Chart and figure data

## START

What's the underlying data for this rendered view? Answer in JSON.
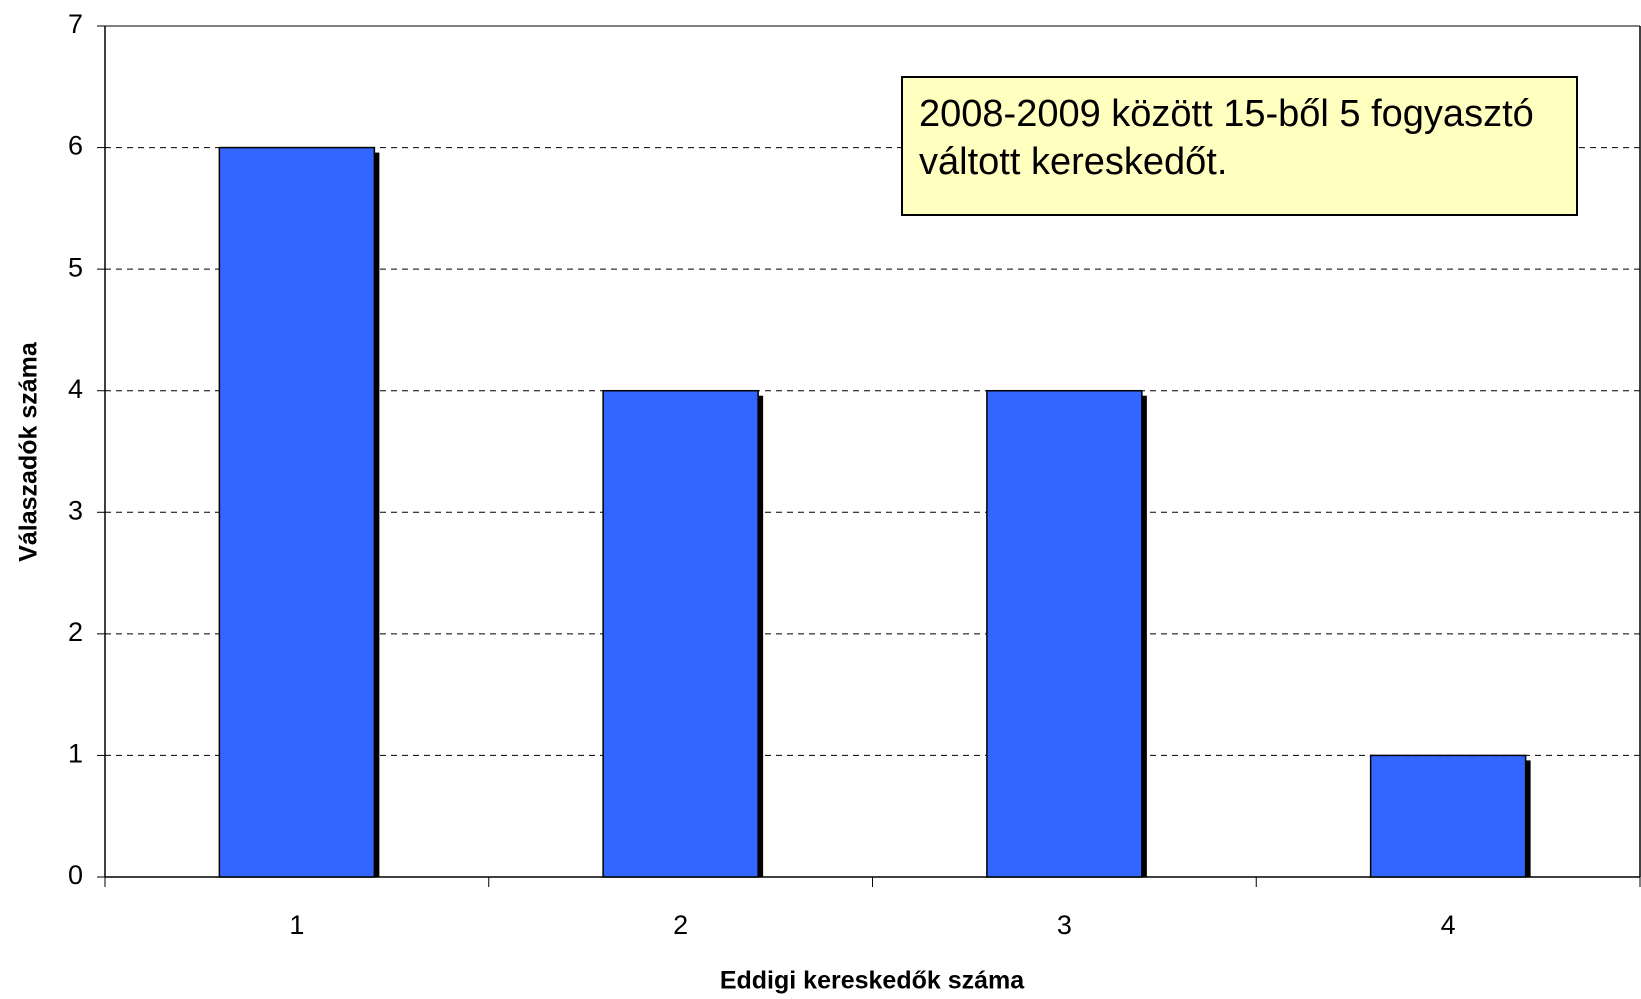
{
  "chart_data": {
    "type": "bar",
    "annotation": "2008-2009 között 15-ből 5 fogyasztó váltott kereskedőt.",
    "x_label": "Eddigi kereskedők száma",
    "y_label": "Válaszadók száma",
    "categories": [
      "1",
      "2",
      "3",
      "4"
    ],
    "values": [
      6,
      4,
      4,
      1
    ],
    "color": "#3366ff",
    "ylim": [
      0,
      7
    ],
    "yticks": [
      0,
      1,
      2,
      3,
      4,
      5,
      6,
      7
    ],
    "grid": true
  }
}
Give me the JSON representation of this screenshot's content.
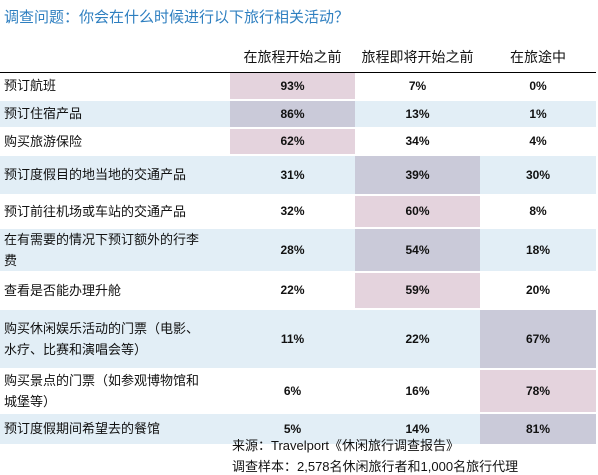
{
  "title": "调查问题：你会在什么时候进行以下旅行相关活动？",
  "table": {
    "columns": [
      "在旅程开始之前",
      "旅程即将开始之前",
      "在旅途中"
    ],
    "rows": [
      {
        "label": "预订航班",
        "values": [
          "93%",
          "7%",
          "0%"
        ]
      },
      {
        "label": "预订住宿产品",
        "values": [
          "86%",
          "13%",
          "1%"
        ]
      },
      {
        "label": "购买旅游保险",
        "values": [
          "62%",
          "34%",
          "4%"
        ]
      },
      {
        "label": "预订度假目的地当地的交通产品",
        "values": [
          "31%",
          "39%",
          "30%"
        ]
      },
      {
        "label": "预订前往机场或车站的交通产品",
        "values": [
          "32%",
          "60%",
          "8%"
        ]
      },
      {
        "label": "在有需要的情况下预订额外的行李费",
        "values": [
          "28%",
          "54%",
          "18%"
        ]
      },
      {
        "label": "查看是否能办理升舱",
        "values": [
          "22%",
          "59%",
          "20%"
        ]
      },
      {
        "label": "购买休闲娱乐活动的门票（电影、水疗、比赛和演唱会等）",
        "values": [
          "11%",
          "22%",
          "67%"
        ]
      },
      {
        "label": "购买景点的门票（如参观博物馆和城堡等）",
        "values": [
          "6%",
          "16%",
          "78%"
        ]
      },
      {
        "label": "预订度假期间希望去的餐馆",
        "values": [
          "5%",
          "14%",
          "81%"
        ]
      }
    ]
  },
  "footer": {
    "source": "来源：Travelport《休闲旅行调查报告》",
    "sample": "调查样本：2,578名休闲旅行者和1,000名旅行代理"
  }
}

## END
## START

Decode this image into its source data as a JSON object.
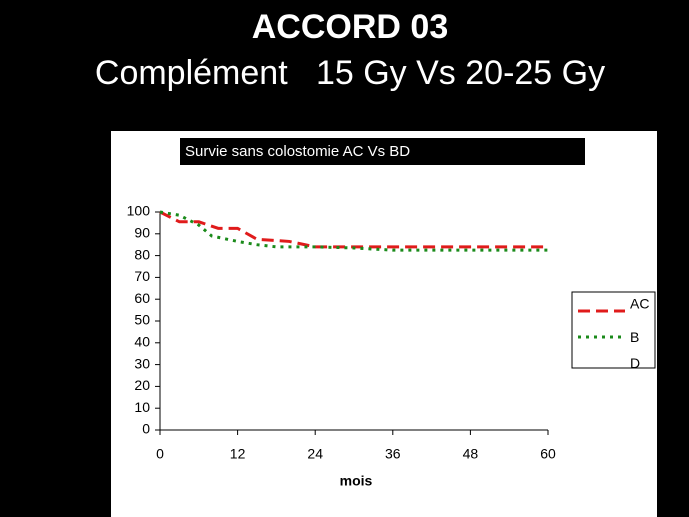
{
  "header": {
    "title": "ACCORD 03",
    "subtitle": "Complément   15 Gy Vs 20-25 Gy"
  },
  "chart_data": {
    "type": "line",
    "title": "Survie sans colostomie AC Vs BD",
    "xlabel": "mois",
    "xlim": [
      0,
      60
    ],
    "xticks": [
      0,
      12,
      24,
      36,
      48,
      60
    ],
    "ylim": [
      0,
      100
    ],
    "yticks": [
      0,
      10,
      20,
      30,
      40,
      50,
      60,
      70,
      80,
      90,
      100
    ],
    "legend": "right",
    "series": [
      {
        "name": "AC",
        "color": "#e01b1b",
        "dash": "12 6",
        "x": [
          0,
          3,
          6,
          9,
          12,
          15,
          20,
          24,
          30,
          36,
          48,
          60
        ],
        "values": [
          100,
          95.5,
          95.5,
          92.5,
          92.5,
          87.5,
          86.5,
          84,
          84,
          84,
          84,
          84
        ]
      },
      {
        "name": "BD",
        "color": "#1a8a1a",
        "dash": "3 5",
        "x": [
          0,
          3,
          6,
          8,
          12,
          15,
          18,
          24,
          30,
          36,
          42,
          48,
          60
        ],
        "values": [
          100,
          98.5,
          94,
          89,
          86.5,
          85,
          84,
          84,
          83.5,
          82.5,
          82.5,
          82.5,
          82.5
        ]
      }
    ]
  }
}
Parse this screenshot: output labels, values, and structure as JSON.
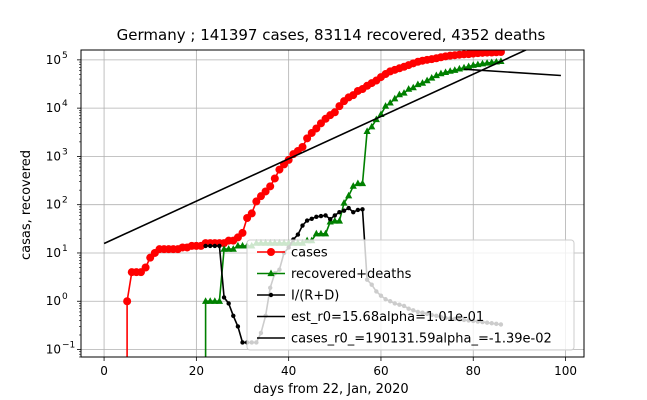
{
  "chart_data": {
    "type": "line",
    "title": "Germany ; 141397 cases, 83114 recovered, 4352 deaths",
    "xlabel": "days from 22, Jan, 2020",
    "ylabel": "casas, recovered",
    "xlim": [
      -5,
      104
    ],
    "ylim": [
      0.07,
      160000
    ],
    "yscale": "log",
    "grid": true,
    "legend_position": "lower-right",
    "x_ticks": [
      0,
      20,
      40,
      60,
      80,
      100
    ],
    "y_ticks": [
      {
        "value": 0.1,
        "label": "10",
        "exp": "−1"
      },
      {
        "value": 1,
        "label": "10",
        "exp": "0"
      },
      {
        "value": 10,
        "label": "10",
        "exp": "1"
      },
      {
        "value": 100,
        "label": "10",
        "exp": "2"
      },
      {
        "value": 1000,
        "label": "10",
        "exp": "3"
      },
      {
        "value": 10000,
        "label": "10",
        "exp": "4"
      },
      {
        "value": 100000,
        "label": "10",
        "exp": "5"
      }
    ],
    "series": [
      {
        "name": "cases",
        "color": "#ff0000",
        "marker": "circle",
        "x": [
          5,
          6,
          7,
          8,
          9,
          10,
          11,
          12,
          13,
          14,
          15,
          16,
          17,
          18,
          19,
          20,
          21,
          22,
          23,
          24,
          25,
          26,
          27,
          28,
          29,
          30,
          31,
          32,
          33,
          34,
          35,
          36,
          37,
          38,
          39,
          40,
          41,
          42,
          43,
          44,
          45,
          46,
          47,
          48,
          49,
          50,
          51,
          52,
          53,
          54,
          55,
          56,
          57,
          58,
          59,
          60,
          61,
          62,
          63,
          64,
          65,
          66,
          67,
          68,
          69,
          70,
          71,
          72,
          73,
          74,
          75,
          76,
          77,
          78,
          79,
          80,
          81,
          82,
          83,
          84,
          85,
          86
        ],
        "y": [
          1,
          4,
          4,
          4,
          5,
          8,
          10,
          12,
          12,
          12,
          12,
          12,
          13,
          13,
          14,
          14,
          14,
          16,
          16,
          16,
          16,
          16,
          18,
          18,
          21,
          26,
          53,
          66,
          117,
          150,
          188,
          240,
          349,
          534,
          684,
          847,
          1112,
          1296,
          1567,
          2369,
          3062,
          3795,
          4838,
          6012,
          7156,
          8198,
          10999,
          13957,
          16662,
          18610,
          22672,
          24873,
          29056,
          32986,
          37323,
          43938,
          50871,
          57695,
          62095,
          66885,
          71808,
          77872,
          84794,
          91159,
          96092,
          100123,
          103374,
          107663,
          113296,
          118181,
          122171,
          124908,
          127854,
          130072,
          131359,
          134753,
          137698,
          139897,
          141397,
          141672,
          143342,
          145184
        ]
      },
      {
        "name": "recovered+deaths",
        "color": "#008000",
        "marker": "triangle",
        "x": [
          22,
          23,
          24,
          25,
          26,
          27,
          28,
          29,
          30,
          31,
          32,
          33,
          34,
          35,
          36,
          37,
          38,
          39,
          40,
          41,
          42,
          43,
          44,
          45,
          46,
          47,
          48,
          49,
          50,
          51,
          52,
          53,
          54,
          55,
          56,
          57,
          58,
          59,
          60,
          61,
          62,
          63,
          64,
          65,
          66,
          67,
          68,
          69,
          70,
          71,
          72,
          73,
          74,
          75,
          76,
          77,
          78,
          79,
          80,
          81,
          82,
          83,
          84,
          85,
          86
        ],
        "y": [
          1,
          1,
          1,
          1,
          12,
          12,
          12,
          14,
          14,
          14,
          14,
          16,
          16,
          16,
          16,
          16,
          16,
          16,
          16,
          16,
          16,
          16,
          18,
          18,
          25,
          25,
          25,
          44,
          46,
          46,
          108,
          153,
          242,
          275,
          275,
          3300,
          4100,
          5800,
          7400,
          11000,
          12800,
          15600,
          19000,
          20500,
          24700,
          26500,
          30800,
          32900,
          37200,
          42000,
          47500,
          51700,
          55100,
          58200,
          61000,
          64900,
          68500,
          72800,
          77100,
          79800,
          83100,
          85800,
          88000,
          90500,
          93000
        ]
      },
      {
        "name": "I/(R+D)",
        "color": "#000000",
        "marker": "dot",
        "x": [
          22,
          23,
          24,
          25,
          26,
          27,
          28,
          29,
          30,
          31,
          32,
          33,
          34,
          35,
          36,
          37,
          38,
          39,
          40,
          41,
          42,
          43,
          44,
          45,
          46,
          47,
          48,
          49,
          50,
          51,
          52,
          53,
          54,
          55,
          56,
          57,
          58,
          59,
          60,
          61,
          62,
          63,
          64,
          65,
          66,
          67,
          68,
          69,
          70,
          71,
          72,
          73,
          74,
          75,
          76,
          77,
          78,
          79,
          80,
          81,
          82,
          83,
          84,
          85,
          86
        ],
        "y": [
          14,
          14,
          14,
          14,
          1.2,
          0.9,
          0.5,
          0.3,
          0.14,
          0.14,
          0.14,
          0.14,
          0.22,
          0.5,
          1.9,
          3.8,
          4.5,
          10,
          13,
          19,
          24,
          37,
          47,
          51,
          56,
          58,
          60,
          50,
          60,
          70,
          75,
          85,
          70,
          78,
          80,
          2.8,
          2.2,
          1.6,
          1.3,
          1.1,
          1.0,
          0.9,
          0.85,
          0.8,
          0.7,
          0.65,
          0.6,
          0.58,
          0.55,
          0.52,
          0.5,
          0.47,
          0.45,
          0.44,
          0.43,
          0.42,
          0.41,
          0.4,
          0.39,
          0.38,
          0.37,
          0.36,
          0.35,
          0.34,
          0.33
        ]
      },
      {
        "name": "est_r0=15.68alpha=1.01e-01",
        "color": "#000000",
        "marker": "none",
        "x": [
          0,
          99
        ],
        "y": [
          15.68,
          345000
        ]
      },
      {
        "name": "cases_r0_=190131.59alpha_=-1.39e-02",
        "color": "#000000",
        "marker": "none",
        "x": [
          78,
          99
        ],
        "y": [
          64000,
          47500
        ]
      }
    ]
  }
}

## END

Exercise prompt
Find how many lines of the material carry the string "marker". Only the number should be in the answer.

Finished task
5